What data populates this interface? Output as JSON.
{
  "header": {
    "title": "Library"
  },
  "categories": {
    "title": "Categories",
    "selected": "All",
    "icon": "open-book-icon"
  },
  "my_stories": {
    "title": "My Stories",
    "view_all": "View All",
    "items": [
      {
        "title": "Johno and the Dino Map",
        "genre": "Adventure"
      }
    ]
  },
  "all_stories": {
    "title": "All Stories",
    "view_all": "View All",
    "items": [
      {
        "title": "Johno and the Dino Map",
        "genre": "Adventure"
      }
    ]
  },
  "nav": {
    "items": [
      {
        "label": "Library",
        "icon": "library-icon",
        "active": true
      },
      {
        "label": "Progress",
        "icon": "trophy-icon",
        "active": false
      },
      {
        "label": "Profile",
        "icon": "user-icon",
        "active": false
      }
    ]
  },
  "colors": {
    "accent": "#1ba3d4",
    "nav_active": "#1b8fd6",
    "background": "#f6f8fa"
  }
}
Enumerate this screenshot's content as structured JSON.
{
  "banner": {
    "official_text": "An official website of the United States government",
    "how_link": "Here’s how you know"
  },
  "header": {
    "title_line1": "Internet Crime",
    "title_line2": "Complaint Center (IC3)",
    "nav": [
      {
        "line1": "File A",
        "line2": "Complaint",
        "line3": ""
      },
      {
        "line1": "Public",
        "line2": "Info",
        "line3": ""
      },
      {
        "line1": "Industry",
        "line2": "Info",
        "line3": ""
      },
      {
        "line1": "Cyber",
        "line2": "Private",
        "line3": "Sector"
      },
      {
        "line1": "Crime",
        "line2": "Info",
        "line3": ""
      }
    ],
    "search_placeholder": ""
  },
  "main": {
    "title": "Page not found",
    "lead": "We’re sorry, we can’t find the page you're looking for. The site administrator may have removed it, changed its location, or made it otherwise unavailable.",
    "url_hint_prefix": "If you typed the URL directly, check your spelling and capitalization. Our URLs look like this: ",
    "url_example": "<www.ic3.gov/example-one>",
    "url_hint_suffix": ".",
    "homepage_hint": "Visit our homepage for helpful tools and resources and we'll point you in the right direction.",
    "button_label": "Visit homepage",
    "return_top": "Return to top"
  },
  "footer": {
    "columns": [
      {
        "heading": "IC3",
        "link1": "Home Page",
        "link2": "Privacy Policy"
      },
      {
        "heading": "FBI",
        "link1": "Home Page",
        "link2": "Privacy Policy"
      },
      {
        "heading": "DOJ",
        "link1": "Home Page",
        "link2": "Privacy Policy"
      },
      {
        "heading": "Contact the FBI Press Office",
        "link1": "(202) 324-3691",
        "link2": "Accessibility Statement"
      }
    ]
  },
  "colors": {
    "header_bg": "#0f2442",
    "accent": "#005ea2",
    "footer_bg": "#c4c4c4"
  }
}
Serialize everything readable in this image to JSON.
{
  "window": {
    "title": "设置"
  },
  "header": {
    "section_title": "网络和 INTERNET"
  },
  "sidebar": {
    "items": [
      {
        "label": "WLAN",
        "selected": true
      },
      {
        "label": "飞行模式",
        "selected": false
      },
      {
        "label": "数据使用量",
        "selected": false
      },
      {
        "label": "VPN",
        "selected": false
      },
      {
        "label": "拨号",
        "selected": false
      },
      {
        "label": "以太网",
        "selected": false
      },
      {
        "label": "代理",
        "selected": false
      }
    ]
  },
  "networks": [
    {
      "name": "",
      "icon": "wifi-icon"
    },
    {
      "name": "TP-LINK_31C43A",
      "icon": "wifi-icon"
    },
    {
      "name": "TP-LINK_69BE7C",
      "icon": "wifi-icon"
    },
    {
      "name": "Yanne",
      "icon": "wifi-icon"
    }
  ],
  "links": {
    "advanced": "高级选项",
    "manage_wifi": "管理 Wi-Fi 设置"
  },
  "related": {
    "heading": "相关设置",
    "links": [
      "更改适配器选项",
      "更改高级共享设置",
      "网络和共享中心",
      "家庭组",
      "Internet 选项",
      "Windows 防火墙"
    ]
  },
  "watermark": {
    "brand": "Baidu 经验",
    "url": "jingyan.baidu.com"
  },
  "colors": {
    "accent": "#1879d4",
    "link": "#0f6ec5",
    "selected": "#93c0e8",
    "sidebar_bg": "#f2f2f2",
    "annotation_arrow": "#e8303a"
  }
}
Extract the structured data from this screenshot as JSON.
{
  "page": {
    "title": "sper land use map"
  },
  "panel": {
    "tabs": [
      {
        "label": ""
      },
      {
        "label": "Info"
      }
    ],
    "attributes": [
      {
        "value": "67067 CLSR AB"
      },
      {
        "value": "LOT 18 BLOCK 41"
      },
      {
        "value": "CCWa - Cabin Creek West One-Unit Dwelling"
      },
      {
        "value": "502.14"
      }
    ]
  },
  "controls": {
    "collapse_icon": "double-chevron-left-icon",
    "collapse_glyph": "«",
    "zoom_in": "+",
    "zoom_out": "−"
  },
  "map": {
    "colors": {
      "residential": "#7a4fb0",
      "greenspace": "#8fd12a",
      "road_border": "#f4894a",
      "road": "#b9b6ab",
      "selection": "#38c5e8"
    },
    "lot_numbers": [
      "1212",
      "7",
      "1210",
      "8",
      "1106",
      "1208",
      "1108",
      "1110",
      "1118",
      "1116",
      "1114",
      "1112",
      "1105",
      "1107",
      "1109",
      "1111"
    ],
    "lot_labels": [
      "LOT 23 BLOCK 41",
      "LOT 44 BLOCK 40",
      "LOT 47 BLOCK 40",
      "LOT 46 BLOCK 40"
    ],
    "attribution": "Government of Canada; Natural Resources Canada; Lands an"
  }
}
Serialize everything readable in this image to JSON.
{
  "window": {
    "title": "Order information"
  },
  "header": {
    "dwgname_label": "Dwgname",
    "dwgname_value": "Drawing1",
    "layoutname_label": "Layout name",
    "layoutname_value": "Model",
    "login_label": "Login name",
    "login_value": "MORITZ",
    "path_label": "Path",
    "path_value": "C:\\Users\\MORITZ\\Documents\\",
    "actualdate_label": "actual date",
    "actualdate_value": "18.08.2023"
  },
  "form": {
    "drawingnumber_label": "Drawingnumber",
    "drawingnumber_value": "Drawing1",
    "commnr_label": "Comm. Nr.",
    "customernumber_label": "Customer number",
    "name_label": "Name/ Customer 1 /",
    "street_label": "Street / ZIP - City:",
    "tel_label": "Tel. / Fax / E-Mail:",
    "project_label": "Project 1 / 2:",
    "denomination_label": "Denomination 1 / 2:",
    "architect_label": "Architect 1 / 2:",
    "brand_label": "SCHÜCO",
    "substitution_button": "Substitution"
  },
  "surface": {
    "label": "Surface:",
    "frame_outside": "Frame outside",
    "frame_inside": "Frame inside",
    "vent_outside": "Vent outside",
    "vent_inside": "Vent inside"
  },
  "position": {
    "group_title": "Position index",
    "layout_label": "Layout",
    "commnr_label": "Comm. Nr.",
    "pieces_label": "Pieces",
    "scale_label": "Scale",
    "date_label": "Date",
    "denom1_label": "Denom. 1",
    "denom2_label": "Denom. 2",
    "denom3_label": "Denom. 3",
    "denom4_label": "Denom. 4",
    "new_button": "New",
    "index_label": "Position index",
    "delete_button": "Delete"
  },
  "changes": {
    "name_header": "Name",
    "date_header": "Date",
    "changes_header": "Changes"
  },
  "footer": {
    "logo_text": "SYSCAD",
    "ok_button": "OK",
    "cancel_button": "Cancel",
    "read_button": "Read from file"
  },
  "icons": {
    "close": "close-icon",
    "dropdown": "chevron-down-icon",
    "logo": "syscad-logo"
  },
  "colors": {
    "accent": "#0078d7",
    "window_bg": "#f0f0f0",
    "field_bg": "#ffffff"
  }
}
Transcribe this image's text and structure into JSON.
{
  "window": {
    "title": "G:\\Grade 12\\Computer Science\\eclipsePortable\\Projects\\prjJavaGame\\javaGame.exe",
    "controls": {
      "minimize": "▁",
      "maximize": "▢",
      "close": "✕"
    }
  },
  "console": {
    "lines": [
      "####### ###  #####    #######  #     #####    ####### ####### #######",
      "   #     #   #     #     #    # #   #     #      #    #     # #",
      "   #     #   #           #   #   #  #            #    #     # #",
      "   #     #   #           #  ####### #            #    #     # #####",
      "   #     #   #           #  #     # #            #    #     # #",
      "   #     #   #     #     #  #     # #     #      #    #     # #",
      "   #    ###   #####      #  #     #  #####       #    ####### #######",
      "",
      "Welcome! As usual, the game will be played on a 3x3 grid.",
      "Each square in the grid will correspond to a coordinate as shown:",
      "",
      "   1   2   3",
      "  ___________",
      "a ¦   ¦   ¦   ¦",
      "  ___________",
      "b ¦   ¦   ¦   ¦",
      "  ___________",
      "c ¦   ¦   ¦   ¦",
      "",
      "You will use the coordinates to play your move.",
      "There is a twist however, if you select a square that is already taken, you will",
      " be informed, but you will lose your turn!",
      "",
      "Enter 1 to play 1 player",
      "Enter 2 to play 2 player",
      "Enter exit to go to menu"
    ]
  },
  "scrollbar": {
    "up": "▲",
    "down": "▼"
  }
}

- _Instructions to follow_
Give the count of lines in the records that contain "from", and no other text.

- _Result_
2